## [Data provided]

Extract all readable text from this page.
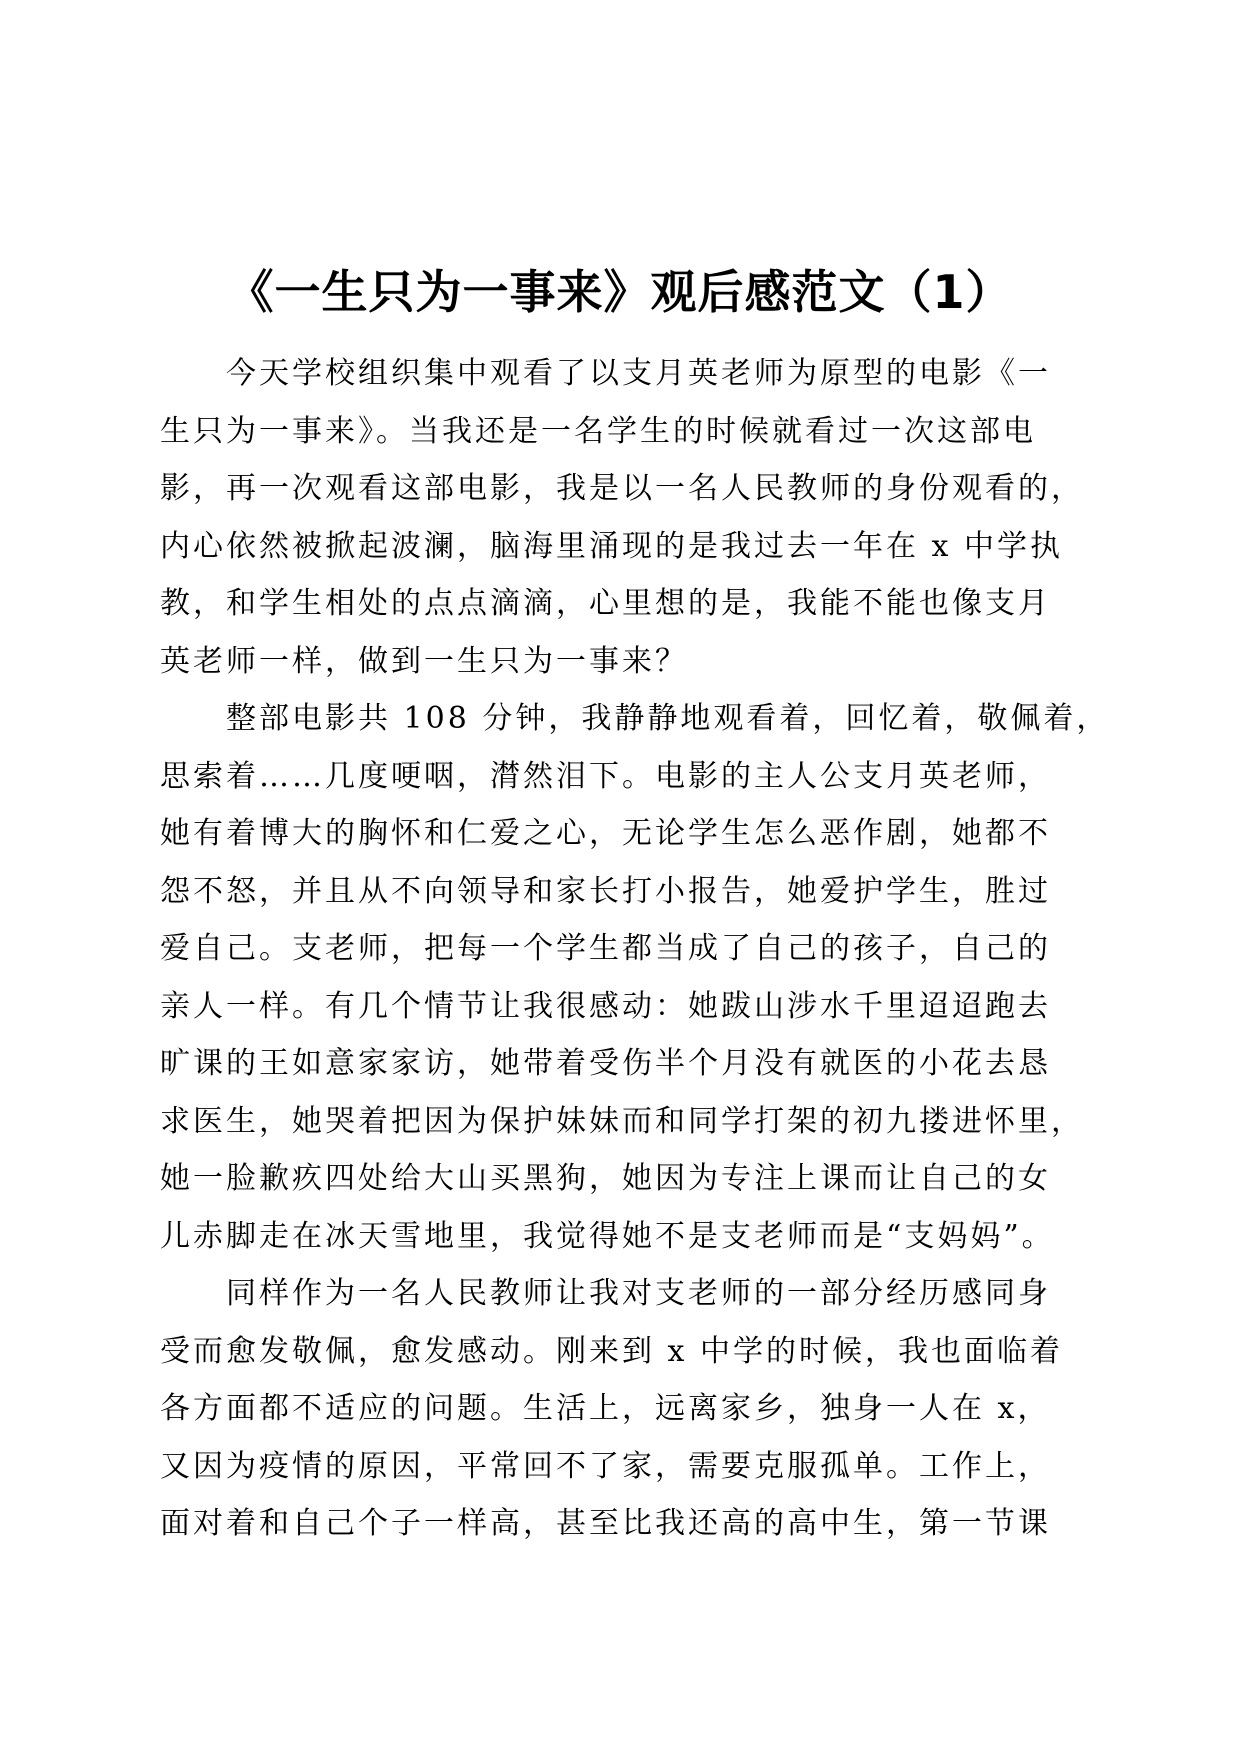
《一生只为一事来》观后感范文（1）
今天学校组织集中观看了以支月英老师为原型的电影《一
生只为一事来》。当我还是一名学生的时候就看过一次这部电
影，再一次观看这部电影，我是以一名人民教师的身份观看的，
内心依然被掀起波澜，脑海里涌现的是我过去一年在 x 中学执
教，和学生相处的点点滴滴，心里想的是，我能不能也像支月
英老师一样，做到一生只为一事来？
整部电影共 108 分钟，我静静地观看着，回忆着，敬佩着，
思索着……几度哽咽，潸然泪下。电影的主人公支月英老师，
她有着博大的胸怀和仁爱之心，无论学生怎么恶作剧，她都不
怨不怒，并且从不向领导和家长打小报告，她爱护学生，胜过
爱自己。支老师，把每一个学生都当成了自己的孩子，自己的
亲人一样。有几个情节让我很感动：她跋山涉水千里迢迢跑去
旷课的王如意家家访，她带着受伤半个月没有就医的小花去恳
求医生，她哭着把因为保护妹妹而和同学打架的初九搂进怀里，
她一脸歉疚四处给大山买黑狗，她因为专注上课而让自己的女
儿赤脚走在冰天雪地里，我觉得她不是支老师而是“支妈妈”。
同样作为一名人民教师让我对支老师的一部分经历感同身
受而愈发敬佩，愈发感动。刚来到 x 中学的时候，我也面临着
各方面都不适应的问题。生活上，远离家乡，独身一人在 x，
又因为疫情的原因，平常回不了家，需要克服孤单。工作上，
面对着和自己个子一样高，甚至比我还高的高中生，第一节课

## [Instructions to follow]
Make an exact copy of the listing above. Do not include the pictures.

## [Complete answer]
Extract all readable text from this page.
《一生只为一事来》观后感范文（1）
今天学校组织集中观看了以支月英老师为原型的电影《一
生只为一事来》。当我还是一名学生的时候就看过一次这部电
影，再一次观看这部电影，我是以一名人民教师的身份观看的，
内心依然被掀起波澜，脑海里涌现的是我过去一年在 x 中学执
教，和学生相处的点点滴滴，心里想的是，我能不能也像支月
英老师一样，做到一生只为一事来？
整部电影共 108 分钟，我静静地观看着，回忆着，敬佩着，
思索着……几度哽咽，潸然泪下。电影的主人公支月英老师，
她有着博大的胸怀和仁爱之心，无论学生怎么恶作剧，她都不
怨不怒，并且从不向领导和家长打小报告，她爱护学生，胜过
爱自己。支老师，把每一个学生都当成了自己的孩子，自己的
亲人一样。有几个情节让我很感动：她跋山涉水千里迢迢跑去
旷课的王如意家家访，她带着受伤半个月没有就医的小花去恳
求医生，她哭着把因为保护妹妹而和同学打架的初九搂进怀里，
她一脸歉疚四处给大山买黑狗，她因为专注上课而让自己的女
儿赤脚走在冰天雪地里，我觉得她不是支老师而是“支妈妈”。
同样作为一名人民教师让我对支老师的一部分经历感同身
受而愈发敬佩，愈发感动。刚来到 x 中学的时候，我也面临着
各方面都不适应的问题。生活上，远离家乡，独身一人在 x，
又因为疫情的原因，平常回不了家，需要克服孤单。工作上，
面对着和自己个子一样高，甚至比我还高的高中生，第一节课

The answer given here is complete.